Lines of data
★ ★ ★ ★ ★
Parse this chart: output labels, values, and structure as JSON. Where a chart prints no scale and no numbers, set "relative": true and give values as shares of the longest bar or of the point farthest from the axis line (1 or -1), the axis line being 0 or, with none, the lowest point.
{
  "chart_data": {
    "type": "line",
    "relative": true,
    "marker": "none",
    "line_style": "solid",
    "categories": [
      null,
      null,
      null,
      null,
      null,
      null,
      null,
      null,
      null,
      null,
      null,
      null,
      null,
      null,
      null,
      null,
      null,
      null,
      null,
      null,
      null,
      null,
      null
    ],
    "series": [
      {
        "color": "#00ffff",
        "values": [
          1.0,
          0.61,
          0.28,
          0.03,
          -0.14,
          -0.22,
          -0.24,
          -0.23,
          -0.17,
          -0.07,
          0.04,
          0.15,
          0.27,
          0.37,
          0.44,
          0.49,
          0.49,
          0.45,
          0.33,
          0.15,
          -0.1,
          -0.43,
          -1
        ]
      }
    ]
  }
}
★ ★ ★ ★ ★
To do
Each line above must be reproduced exactly as it stands.

Written answer
Parse this chart: output labels, values, and structure as JSON. Where a chart prints no scale and no numbers, set "relative": true and give values as shares of the longest bar or of the point farthest from the axis line (1 or -1), the axis line being 0 or, with none, the lowest point.
{
  "chart_data": {
    "type": "line",
    "relative": true,
    "marker": "none",
    "line_style": "solid",
    "categories": [
      null,
      null,
      null,
      null,
      null,
      null,
      null,
      null,
      null,
      null,
      null,
      null,
      null,
      null,
      null,
      null,
      null,
      null,
      null,
      null,
      null,
      null,
      null
    ],
    "series": [
      {
        "color": "#00ffff",
        "values": [
          1.0,
          0.61,
          0.28,
          0.03,
          -0.14,
          -0.22,
          -0.24,
          -0.23,
          -0.17,
          -0.07,
          0.04,
          0.15,
          0.27,
          0.37,
          0.44,
          0.49,
          0.49,
          0.45,
          0.33,
          0.15,
          -0.1,
          -0.43,
          -1
        ]
      }
    ]
  }
}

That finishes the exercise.